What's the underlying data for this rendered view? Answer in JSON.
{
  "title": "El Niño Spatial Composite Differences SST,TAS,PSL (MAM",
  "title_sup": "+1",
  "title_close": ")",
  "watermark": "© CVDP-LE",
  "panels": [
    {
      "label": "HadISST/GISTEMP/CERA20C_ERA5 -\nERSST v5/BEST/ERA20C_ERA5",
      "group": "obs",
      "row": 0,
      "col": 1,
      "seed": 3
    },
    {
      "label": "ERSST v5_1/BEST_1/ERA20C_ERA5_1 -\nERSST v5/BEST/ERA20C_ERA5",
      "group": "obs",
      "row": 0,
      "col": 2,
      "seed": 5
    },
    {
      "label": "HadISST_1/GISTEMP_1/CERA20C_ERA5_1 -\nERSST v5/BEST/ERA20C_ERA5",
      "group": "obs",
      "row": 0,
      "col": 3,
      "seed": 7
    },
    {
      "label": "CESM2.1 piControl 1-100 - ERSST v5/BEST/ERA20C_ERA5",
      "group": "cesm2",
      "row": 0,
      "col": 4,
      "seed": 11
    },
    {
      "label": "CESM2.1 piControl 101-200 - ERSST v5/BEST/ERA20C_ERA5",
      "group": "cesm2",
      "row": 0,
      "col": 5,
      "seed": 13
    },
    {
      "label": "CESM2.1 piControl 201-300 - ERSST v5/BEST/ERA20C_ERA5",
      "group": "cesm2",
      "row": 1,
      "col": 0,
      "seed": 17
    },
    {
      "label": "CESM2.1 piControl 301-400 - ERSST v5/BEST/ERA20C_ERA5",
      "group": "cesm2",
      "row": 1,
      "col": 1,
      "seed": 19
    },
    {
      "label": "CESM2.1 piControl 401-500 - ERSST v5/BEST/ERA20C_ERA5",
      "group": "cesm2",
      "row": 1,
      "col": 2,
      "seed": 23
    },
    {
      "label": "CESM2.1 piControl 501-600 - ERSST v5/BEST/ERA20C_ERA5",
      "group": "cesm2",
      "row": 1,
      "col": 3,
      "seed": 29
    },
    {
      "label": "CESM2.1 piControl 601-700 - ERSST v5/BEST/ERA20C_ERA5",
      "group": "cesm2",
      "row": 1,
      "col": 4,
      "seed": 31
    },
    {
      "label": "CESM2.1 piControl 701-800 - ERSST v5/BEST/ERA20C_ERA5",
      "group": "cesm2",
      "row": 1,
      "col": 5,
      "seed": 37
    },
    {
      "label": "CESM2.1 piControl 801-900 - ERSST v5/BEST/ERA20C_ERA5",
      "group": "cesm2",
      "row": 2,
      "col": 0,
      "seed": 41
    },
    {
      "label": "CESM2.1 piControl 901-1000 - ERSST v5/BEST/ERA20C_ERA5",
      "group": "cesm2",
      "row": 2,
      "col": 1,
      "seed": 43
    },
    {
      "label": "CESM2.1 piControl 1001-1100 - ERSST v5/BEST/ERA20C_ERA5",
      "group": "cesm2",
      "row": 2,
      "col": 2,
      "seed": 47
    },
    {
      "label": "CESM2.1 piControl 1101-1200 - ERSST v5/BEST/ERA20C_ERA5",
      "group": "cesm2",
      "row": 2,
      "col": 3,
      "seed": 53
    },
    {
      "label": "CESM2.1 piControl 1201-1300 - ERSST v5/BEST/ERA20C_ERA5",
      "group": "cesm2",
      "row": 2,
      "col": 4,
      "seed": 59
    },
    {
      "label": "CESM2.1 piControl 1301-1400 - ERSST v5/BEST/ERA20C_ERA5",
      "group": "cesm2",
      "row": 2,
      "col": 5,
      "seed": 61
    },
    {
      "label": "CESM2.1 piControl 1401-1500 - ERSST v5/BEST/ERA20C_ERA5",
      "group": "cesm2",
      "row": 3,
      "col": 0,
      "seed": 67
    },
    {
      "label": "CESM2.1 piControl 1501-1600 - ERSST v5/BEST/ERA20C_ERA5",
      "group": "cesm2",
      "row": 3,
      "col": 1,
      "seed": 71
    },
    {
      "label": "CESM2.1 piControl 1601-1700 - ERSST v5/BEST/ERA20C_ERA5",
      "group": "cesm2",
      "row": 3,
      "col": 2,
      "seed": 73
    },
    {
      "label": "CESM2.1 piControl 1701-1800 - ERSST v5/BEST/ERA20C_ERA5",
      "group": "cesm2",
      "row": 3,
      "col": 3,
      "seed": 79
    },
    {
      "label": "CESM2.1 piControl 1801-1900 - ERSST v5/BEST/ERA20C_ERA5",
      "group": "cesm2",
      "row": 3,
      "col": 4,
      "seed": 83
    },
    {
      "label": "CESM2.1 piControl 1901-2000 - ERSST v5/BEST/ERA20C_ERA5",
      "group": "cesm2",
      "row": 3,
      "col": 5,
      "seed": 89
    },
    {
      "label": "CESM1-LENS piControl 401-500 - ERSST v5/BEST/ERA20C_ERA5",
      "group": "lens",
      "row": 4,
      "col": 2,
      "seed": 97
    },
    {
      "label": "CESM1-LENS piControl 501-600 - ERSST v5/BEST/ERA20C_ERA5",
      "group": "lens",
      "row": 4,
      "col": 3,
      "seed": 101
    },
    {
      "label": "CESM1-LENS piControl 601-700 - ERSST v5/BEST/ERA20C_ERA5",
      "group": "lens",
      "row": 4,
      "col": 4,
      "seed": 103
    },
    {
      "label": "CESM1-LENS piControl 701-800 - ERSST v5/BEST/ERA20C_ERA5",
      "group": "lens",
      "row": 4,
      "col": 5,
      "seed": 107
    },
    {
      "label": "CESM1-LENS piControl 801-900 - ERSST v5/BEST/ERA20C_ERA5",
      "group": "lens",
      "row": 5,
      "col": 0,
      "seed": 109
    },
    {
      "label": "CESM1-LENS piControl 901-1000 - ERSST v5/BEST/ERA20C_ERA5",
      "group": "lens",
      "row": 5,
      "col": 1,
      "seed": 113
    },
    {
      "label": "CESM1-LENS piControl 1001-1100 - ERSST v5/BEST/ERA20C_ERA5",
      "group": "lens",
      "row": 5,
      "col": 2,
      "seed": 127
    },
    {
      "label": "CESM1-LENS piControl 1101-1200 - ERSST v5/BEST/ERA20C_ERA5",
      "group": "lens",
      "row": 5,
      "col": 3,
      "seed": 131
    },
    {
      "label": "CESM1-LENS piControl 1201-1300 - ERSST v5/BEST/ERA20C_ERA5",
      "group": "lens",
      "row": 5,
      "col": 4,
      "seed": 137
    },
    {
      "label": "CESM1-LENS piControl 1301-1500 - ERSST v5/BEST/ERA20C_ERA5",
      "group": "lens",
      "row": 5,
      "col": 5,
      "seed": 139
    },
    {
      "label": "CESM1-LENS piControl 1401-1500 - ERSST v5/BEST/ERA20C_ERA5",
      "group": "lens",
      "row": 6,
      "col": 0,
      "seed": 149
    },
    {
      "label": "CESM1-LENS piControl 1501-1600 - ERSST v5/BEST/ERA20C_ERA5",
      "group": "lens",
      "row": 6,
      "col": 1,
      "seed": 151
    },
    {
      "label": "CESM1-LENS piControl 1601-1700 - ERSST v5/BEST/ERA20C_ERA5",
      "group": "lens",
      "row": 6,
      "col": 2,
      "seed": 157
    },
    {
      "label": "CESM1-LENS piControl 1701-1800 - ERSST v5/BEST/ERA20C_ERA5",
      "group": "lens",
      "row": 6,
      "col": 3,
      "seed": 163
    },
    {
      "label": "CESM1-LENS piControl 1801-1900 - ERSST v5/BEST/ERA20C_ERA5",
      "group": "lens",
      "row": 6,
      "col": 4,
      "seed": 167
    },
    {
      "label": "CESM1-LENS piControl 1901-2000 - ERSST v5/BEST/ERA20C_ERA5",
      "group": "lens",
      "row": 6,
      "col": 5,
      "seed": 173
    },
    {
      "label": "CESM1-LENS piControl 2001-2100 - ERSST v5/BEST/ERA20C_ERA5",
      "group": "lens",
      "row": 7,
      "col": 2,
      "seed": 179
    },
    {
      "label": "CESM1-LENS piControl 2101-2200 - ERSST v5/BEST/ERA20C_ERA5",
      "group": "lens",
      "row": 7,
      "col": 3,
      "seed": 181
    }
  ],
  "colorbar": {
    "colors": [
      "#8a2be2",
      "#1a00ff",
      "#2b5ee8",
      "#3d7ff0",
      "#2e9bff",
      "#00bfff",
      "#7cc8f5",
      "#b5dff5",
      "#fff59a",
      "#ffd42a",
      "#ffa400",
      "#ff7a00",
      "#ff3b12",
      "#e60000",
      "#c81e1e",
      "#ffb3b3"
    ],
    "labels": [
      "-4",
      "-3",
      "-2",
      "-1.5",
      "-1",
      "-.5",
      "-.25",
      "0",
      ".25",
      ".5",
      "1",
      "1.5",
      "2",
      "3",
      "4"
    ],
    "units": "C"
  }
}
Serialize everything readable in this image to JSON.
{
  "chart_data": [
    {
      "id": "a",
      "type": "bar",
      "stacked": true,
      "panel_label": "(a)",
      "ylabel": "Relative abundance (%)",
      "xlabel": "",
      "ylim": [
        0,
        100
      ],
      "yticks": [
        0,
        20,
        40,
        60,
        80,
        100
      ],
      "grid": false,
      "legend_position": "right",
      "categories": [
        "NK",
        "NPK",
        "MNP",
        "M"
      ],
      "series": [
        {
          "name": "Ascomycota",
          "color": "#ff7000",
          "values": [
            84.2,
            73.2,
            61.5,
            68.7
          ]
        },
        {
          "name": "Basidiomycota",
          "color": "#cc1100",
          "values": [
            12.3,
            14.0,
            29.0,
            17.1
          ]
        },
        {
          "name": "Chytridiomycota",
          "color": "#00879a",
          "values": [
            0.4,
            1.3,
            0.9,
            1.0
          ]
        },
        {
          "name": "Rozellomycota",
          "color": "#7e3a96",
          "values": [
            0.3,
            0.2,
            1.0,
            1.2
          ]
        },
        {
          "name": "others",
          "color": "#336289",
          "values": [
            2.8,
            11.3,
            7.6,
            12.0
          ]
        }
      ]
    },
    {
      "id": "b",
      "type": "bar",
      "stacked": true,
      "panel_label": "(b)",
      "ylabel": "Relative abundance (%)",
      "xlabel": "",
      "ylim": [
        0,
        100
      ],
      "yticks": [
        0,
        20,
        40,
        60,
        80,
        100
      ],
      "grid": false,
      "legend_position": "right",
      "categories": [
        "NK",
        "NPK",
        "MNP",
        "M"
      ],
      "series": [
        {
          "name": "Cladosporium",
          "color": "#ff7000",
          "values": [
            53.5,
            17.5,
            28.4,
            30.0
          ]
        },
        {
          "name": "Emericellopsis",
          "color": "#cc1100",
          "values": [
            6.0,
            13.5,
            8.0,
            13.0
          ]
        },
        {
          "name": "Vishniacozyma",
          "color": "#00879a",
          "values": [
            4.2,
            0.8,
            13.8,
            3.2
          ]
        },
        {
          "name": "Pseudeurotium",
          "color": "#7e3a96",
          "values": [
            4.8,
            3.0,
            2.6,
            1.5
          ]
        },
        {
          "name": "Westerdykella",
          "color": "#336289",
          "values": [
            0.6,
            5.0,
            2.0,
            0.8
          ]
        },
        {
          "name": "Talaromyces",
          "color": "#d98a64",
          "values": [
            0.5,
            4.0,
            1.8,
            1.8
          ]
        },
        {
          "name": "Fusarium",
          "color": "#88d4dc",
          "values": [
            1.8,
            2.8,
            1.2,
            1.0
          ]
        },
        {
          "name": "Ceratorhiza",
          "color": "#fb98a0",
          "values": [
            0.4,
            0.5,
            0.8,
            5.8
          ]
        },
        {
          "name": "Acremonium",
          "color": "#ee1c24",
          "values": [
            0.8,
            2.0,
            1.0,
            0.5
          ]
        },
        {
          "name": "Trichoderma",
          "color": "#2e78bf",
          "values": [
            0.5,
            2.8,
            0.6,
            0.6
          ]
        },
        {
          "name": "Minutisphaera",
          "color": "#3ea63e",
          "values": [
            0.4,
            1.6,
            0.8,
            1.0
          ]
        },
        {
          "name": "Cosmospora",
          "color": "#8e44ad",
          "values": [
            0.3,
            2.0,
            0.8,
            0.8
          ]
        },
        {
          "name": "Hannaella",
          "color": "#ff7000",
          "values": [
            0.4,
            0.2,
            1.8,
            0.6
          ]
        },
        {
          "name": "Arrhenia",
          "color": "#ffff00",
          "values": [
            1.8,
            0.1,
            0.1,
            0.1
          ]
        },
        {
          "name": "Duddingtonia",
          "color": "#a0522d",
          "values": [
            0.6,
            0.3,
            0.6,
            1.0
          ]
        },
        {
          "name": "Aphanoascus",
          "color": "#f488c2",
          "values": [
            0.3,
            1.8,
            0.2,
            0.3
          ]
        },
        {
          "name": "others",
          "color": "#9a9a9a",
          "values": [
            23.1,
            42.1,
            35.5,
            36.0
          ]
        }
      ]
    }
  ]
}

### Work to be completed
The answer must consist solely of the number of lines in the entries that contain the word "nERSST".

### Expected answer
3